> **EXERCISE PROMPT**: Pictures do not belong in your copy. Repeat all the other data exactly.

> **DATA EXTRACT**:
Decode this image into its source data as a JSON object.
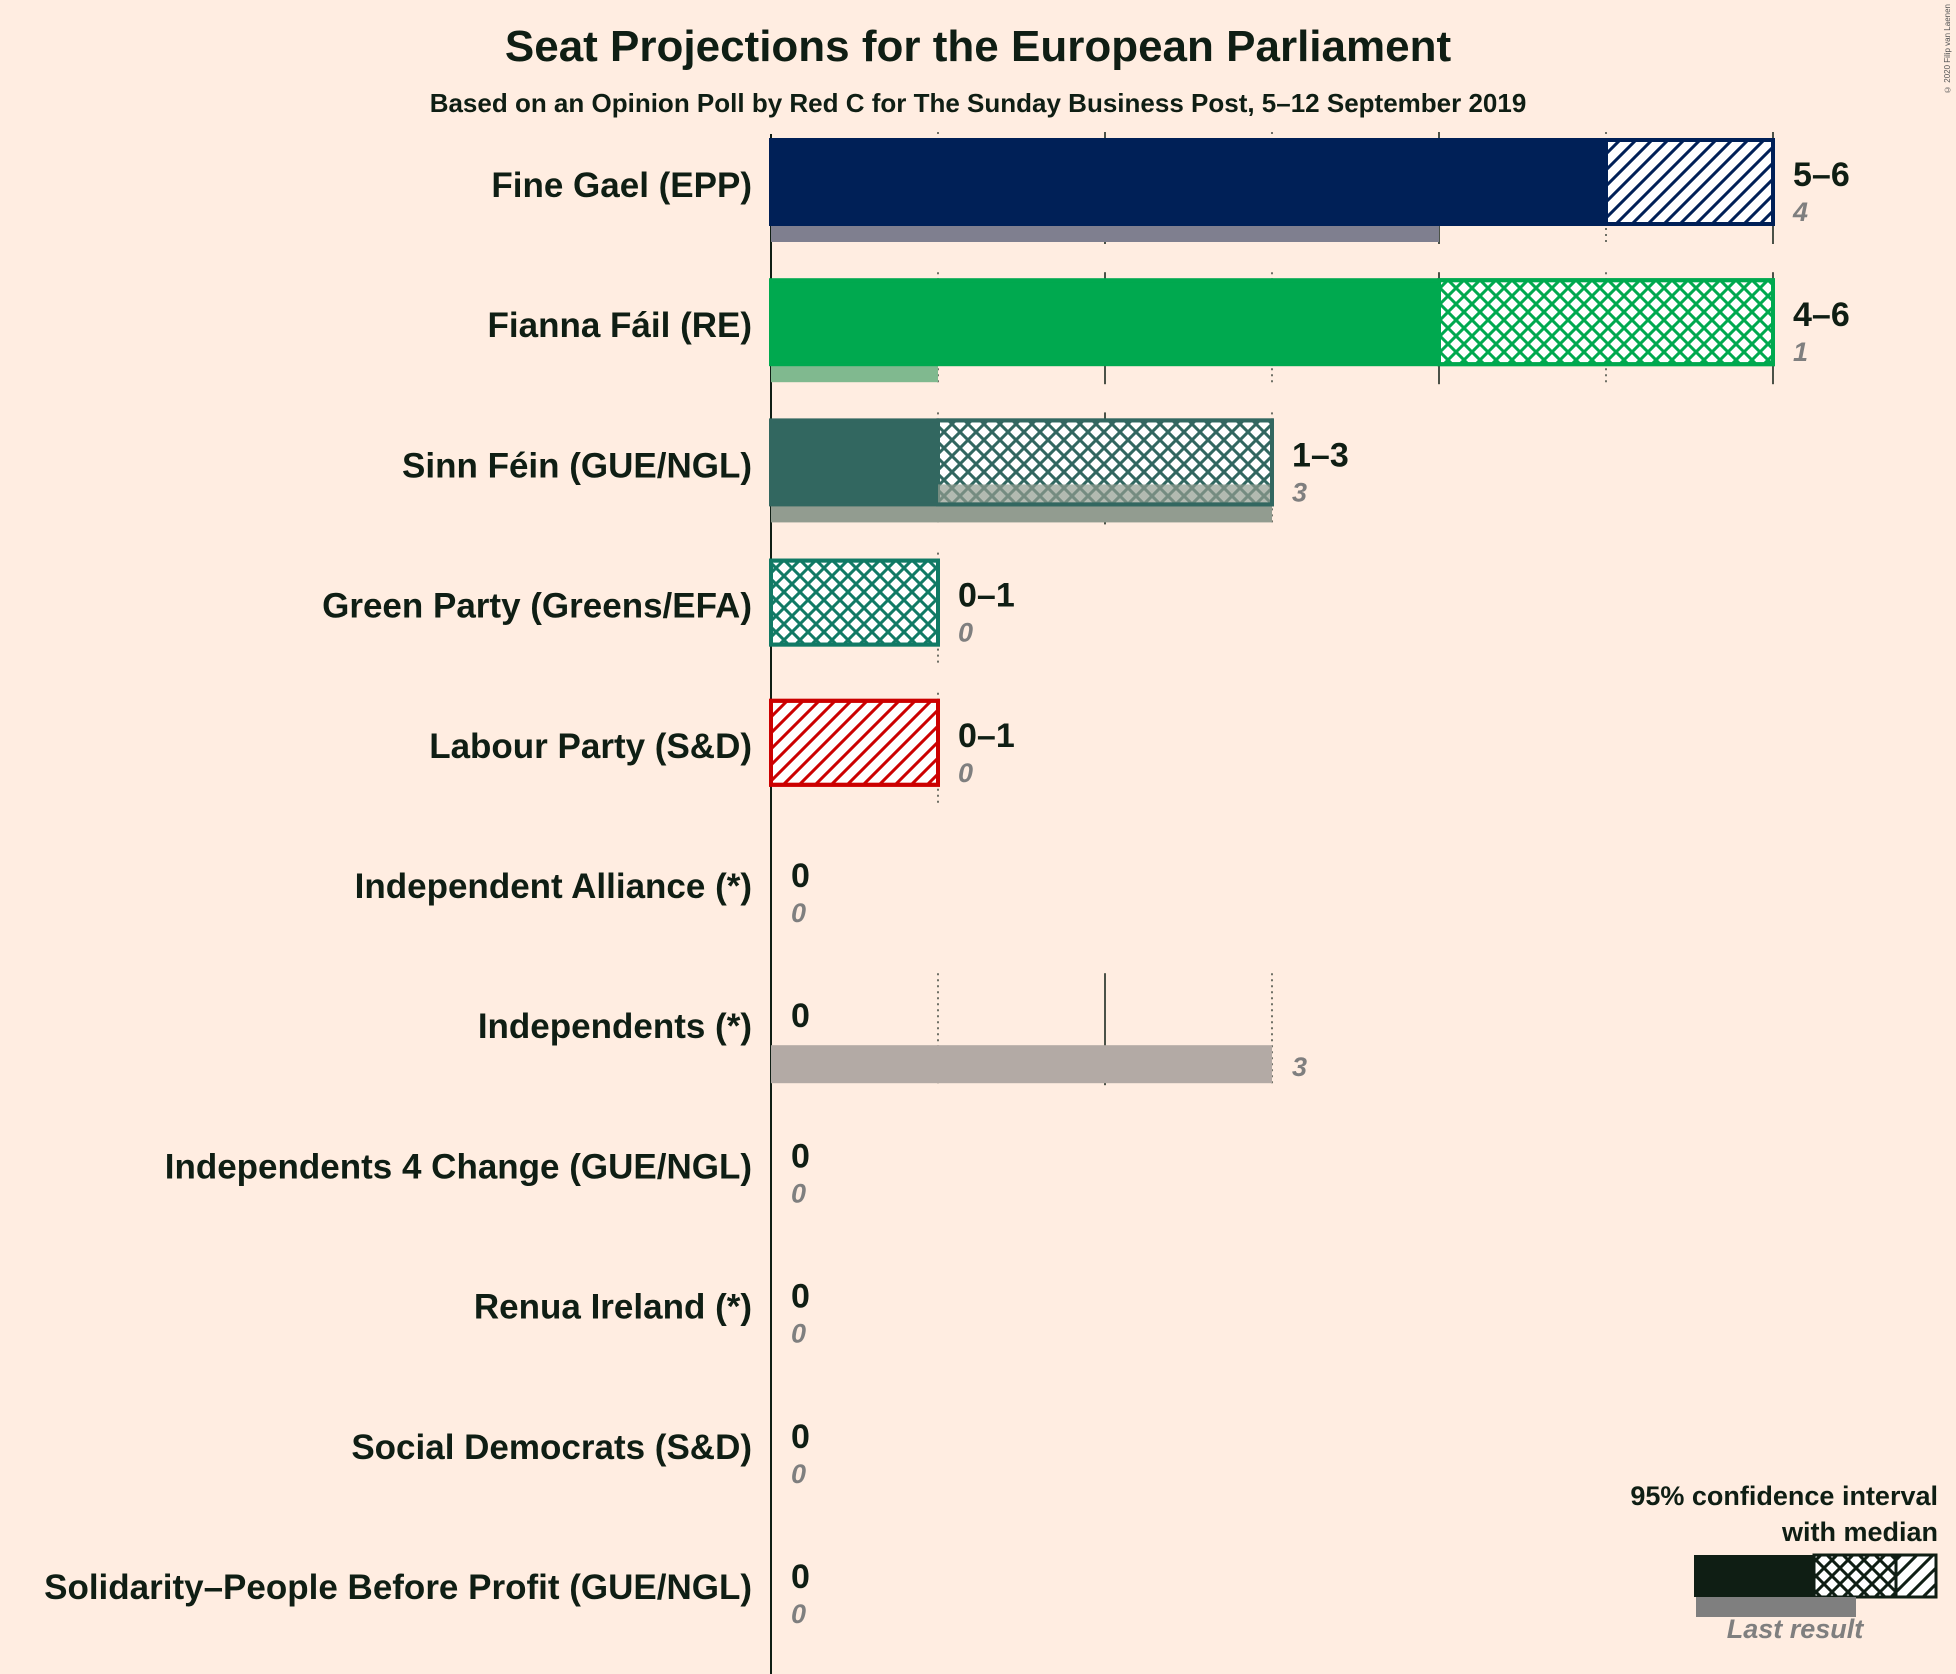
{
  "title": "Seat Projections for the European Parliament",
  "subtitle": "Based on an Opinion Poll by Red C for The Sunday Business Post, 5–12 September 2019",
  "copyright": "© 2020 Filip van Laenen",
  "legend": {
    "line1": "95% confidence interval",
    "line2": "with median",
    "last_result": "Last result"
  },
  "chart_data": {
    "type": "bar",
    "orientation": "horizontal",
    "title": "Seat Projections for the European Parliament",
    "subtitle": "Based on an Opinion Poll by Red C for The Sunday Business Post, 5–12 September 2019",
    "xlim": [
      0,
      6
    ],
    "grid": true,
    "legend_position": "bottom-right",
    "parties": [
      {
        "name": "Fine Gael (EPP)",
        "low": 5,
        "median": 5,
        "high": 6,
        "range_label": "5–6",
        "last": 4,
        "last_label": "4",
        "color": "#002057",
        "last_color": "#7F7F8F"
      },
      {
        "name": "Fianna Fáil (RE)",
        "low": 4,
        "median": 4,
        "high": 6,
        "range_label": "4–6",
        "last": 1,
        "last_label": "1",
        "color": "#00A94F",
        "last_color": "#80B98F"
      },
      {
        "name": "Sinn Féin (GUE/NGL)",
        "low": 1,
        "median": 1,
        "high": 3,
        "range_label": "1–3",
        "last": 3,
        "last_label": "3",
        "color": "#326760",
        "last_color": "#929C90"
      },
      {
        "name": "Green Party (Greens/EFA)",
        "low": 0,
        "median": 0,
        "high": 1,
        "range_label": "0–1",
        "last": 0,
        "last_label": "0",
        "color": "#117A65",
        "last_color": "#889C88"
      },
      {
        "name": "Labour Party (S&D)",
        "low": 0,
        "median": 0,
        "high": 1,
        "range_label": "0–1",
        "last": 0,
        "last_label": "0",
        "color": "#CC0000",
        "last_color": "#A88888"
      },
      {
        "name": "Independent Alliance (*)",
        "low": 0,
        "median": 0,
        "high": 0,
        "range_label": "0",
        "last": 0,
        "last_label": "0",
        "color": "#999999",
        "last_color": "#B3AAA5"
      },
      {
        "name": "Independents (*)",
        "low": 0,
        "median": 0,
        "high": 0,
        "range_label": "0",
        "last": 3,
        "last_label": "3",
        "color": "#999999",
        "last_color": "#B3AAA5"
      },
      {
        "name": "Independents 4 Change (GUE/NGL)",
        "low": 0,
        "median": 0,
        "high": 0,
        "range_label": "0",
        "last": 0,
        "last_label": "0",
        "color": "#999999",
        "last_color": "#B3AAA5"
      },
      {
        "name": "Renua Ireland (*)",
        "low": 0,
        "median": 0,
        "high": 0,
        "range_label": "0",
        "last": 0,
        "last_label": "0",
        "color": "#999999",
        "last_color": "#B3AAA5"
      },
      {
        "name": "Social Democrats (S&D)",
        "low": 0,
        "median": 0,
        "high": 0,
        "range_label": "0",
        "last": 0,
        "last_label": "0",
        "color": "#999999",
        "last_color": "#B3AAA5"
      },
      {
        "name": "Solidarity–People Before Profit (GUE/NGL)",
        "low": 0,
        "median": 0,
        "high": 0,
        "range_label": "0",
        "last": 0,
        "last_label": "0",
        "color": "#999999",
        "last_color": "#B3AAA5"
      }
    ]
  }
}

> **ANSWER TO THE PROBLEM**:
Decode this image into its source data as a JSON object.
{
  "title": "Seat Projections for the European Parliament",
  "subtitle": "Based on an Opinion Poll by Red C for The Sunday Business Post, 5–12 September 2019",
  "copyright": "© 2020 Filip van Laenen",
  "legend": {
    "line1": "95% confidence interval",
    "line2": "with median",
    "last_result": "Last result"
  },
  "chart_data": {
    "type": "bar",
    "orientation": "horizontal",
    "title": "Seat Projections for the European Parliament",
    "subtitle": "Based on an Opinion Poll by Red C for The Sunday Business Post, 5–12 September 2019",
    "xlim": [
      0,
      6
    ],
    "grid": true,
    "legend_position": "bottom-right",
    "parties": [
      {
        "name": "Fine Gael (EPP)",
        "low": 5,
        "median": 5,
        "high": 6,
        "range_label": "5–6",
        "last": 4,
        "last_label": "4",
        "color": "#002057",
        "last_color": "#7F7F8F"
      },
      {
        "name": "Fianna Fáil (RE)",
        "low": 4,
        "median": 4,
        "high": 6,
        "range_label": "4–6",
        "last": 1,
        "last_label": "1",
        "color": "#00A94F",
        "last_color": "#80B98F"
      },
      {
        "name": "Sinn Féin (GUE/NGL)",
        "low": 1,
        "median": 1,
        "high": 3,
        "range_label": "1–3",
        "last": 3,
        "last_label": "3",
        "color": "#326760",
        "last_color": "#929C90"
      },
      {
        "name": "Green Party (Greens/EFA)",
        "low": 0,
        "median": 0,
        "high": 1,
        "range_label": "0–1",
        "last": 0,
        "last_label": "0",
        "color": "#117A65",
        "last_color": "#889C88"
      },
      {
        "name": "Labour Party (S&D)",
        "low": 0,
        "median": 0,
        "high": 1,
        "range_label": "0–1",
        "last": 0,
        "last_label": "0",
        "color": "#CC0000",
        "last_color": "#A88888"
      },
      {
        "name": "Independent Alliance (*)",
        "low": 0,
        "median": 0,
        "high": 0,
        "range_label": "0",
        "last": 0,
        "last_label": "0",
        "color": "#999999",
        "last_color": "#B3AAA5"
      },
      {
        "name": "Independents (*)",
        "low": 0,
        "median": 0,
        "high": 0,
        "range_label": "0",
        "last": 3,
        "last_label": "3",
        "color": "#999999",
        "last_color": "#B3AAA5"
      },
      {
        "name": "Independents 4 Change (GUE/NGL)",
        "low": 0,
        "median": 0,
        "high": 0,
        "range_label": "0",
        "last": 0,
        "last_label": "0",
        "color": "#999999",
        "last_color": "#B3AAA5"
      },
      {
        "name": "Renua Ireland (*)",
        "low": 0,
        "median": 0,
        "high": 0,
        "range_label": "0",
        "last": 0,
        "last_label": "0",
        "color": "#999999",
        "last_color": "#B3AAA5"
      },
      {
        "name": "Social Democrats (S&D)",
        "low": 0,
        "median": 0,
        "high": 0,
        "range_label": "0",
        "last": 0,
        "last_label": "0",
        "color": "#999999",
        "last_color": "#B3AAA5"
      },
      {
        "name": "Solidarity–People Before Profit (GUE/NGL)",
        "low": 0,
        "median": 0,
        "high": 0,
        "range_label": "0",
        "last": 0,
        "last_label": "0",
        "color": "#999999",
        "last_color": "#B3AAA5"
      }
    ]
  }
}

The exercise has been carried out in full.